*Request*
Return each line of the records below unchanged, in the same order.

*Record set*

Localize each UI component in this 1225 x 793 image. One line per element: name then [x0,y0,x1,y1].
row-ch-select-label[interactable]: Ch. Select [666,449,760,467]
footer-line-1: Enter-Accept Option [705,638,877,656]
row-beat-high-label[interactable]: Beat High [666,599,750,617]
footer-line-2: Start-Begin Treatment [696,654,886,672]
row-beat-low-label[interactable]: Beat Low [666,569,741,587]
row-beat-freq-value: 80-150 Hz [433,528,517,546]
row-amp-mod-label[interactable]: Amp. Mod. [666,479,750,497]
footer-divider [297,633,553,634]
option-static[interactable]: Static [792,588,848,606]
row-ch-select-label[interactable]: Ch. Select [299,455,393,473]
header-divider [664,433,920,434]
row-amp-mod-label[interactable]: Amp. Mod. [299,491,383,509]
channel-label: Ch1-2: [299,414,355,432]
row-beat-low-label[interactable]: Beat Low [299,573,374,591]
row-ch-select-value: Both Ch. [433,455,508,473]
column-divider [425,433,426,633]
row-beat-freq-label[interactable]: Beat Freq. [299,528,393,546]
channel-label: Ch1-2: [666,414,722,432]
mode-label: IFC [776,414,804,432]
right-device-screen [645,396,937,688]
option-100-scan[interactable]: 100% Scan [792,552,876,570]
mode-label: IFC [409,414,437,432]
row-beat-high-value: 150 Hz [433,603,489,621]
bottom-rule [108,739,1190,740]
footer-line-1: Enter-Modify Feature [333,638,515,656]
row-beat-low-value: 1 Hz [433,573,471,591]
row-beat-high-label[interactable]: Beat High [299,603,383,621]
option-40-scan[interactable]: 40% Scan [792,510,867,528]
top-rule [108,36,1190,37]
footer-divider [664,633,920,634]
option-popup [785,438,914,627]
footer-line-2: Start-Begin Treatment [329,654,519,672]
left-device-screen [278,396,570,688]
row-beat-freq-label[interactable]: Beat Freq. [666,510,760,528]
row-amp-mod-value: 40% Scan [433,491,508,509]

*Solution to this task*
Localize each UI component in this 1225 x 793 image. One line per element: name then [x0,y0,x1,y1].
row-ch-select-label[interactable]: Ch. Select [666,449,760,467]
footer-line-1: Enter-Accept Option [705,638,877,656]
row-beat-high-label[interactable]: Beat High [666,599,750,617]
footer-line-2: Start-Begin Treatment [696,654,886,672]
row-beat-low-label[interactable]: Beat Low [666,569,741,587]
row-beat-freq-value: 80-150 Hz [433,528,517,546]
row-amp-mod-label[interactable]: Amp. Mod. [666,479,750,497]
footer-divider [297,633,553,634]
option-static[interactable]: Static [792,588,848,606]
row-ch-select-label[interactable]: Ch. Select [299,455,393,473]
header-divider [664,433,920,434]
row-amp-mod-label[interactable]: Amp. Mod. [299,491,383,509]
channel-label: Ch1-2: [299,414,355,432]
row-beat-low-label[interactable]: Beat Low [299,573,374,591]
row-ch-select-value: Both Ch. [433,455,508,473]
column-divider [425,433,426,633]
row-beat-freq-label[interactable]: Beat Freq. [299,528,393,546]
channel-label: Ch1-2: [666,414,722,432]
mode-label: IFC [776,414,804,432]
right-device-screen [645,396,937,688]
option-100-scan[interactable]: 100% Scan [792,552,876,570]
mode-label: IFC [409,414,437,432]
row-beat-high-value: 150 Hz [433,603,489,621]
bottom-rule [108,739,1190,740]
footer-line-1: Enter-Modify Feature [333,638,515,656]
row-beat-low-value: 1 Hz [433,573,471,591]
row-beat-high-label[interactable]: Beat High [299,603,383,621]
option-40-scan[interactable]: 40% Scan [792,510,867,528]
top-rule [108,36,1190,37]
footer-divider [664,633,920,634]
option-popup [785,438,914,627]
footer-line-2: Start-Begin Treatment [329,654,519,672]
left-device-screen [278,396,570,688]
row-beat-freq-label[interactable]: Beat Freq. [666,510,760,528]
row-amp-mod-value: 40% Scan [433,491,508,509]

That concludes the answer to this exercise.